*What the task requires*. Print the entire listing. Each line must match the original exactly.

* start Data shown *

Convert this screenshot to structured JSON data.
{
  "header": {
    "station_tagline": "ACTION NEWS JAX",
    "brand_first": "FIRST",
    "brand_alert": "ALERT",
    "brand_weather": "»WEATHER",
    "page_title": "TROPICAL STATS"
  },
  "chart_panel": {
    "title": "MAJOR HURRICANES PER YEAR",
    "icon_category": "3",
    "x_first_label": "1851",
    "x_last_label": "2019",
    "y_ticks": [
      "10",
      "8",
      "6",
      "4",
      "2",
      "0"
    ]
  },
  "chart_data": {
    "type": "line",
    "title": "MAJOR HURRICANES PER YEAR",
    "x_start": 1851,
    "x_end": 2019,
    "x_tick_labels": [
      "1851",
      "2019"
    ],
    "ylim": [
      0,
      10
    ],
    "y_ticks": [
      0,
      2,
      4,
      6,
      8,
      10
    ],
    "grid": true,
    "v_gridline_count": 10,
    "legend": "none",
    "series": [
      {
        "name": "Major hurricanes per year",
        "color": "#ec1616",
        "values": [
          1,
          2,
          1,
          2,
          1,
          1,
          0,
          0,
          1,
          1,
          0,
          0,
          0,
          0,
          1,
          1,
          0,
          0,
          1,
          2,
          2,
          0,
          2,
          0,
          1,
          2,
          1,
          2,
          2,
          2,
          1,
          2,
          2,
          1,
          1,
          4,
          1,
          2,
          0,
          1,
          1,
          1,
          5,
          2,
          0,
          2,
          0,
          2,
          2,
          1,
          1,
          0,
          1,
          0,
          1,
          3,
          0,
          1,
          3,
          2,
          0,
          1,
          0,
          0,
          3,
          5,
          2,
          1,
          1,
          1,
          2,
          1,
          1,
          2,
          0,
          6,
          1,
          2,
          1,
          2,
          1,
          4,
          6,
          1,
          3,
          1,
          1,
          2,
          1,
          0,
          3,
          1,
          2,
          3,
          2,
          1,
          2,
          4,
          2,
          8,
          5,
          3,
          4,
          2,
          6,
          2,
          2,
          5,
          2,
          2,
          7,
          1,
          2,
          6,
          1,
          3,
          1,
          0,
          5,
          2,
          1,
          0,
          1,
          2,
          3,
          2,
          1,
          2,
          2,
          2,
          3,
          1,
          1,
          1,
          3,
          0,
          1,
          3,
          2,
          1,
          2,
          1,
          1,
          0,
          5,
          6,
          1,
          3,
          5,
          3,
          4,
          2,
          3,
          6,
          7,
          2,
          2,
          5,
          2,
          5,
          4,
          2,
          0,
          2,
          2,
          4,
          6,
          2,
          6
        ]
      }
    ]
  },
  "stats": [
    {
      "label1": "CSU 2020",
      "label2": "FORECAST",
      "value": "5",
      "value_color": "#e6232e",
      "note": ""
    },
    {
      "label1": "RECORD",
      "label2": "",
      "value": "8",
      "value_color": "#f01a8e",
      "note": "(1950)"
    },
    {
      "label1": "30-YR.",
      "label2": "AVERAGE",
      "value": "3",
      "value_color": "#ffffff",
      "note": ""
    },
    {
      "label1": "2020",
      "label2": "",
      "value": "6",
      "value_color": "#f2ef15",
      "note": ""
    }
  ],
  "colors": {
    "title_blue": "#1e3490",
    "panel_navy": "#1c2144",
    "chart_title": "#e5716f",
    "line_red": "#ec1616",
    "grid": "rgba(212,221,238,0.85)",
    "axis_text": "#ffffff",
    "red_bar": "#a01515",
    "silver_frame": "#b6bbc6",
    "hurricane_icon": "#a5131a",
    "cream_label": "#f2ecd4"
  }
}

* end Data shown *

*Response*.
Convert this screenshot to structured JSON data.
{
  "header": {
    "station_tagline": "ACTION NEWS JAX",
    "brand_first": "FIRST",
    "brand_alert": "ALERT",
    "brand_weather": "»WEATHER",
    "page_title": "TROPICAL STATS"
  },
  "chart_panel": {
    "title": "MAJOR HURRICANES PER YEAR",
    "icon_category": "3",
    "x_first_label": "1851",
    "x_last_label": "2019",
    "y_ticks": [
      "10",
      "8",
      "6",
      "4",
      "2",
      "0"
    ]
  },
  "chart_data": {
    "type": "line",
    "title": "MAJOR HURRICANES PER YEAR",
    "x_start": 1851,
    "x_end": 2019,
    "x_tick_labels": [
      "1851",
      "2019"
    ],
    "ylim": [
      0,
      10
    ],
    "y_ticks": [
      0,
      2,
      4,
      6,
      8,
      10
    ],
    "grid": true,
    "v_gridline_count": 10,
    "legend": "none",
    "series": [
      {
        "name": "Major hurricanes per year",
        "color": "#ec1616",
        "values": [
          1,
          2,
          1,
          2,
          1,
          1,
          0,
          0,
          1,
          1,
          0,
          0,
          0,
          0,
          1,
          1,
          0,
          0,
          1,
          2,
          2,
          0,
          2,
          0,
          1,
          2,
          1,
          2,
          2,
          2,
          1,
          2,
          2,
          1,
          1,
          4,
          1,
          2,
          0,
          1,
          1,
          1,
          5,
          2,
          0,
          2,
          0,
          2,
          2,
          1,
          1,
          0,
          1,
          0,
          1,
          3,
          0,
          1,
          3,
          2,
          0,
          1,
          0,
          0,
          3,
          5,
          2,
          1,
          1,
          1,
          2,
          1,
          1,
          2,
          0,
          6,
          1,
          2,
          1,
          2,
          1,
          4,
          6,
          1,
          3,
          1,
          1,
          2,
          1,
          0,
          3,
          1,
          2,
          3,
          2,
          1,
          2,
          4,
          2,
          8,
          5,
          3,
          4,
          2,
          6,
          2,
          2,
          5,
          2,
          2,
          7,
          1,
          2,
          6,
          1,
          3,
          1,
          0,
          5,
          2,
          1,
          0,
          1,
          2,
          3,
          2,
          1,
          2,
          2,
          2,
          3,
          1,
          1,
          1,
          3,
          0,
          1,
          3,
          2,
          1,
          2,
          1,
          1,
          0,
          5,
          6,
          1,
          3,
          5,
          3,
          4,
          2,
          3,
          6,
          7,
          2,
          2,
          5,
          2,
          5,
          4,
          2,
          0,
          2,
          2,
          4,
          6,
          2,
          6
        ]
      }
    ]
  },
  "stats": [
    {
      "label1": "CSU 2020",
      "label2": "FORECAST",
      "value": "5",
      "value_color": "#e6232e",
      "note": ""
    },
    {
      "label1": "RECORD",
      "label2": "",
      "value": "8",
      "value_color": "#f01a8e",
      "note": "(1950)"
    },
    {
      "label1": "30-YR.",
      "label2": "AVERAGE",
      "value": "3",
      "value_color": "#ffffff",
      "note": ""
    },
    {
      "label1": "2020",
      "label2": "",
      "value": "6",
      "value_color": "#f2ef15",
      "note": ""
    }
  ],
  "colors": {
    "title_blue": "#1e3490",
    "panel_navy": "#1c2144",
    "chart_title": "#e5716f",
    "line_red": "#ec1616",
    "grid": "rgba(212,221,238,0.85)",
    "axis_text": "#ffffff",
    "red_bar": "#a01515",
    "silver_frame": "#b6bbc6",
    "hurricane_icon": "#a5131a",
    "cream_label": "#f2ecd4"
  }
}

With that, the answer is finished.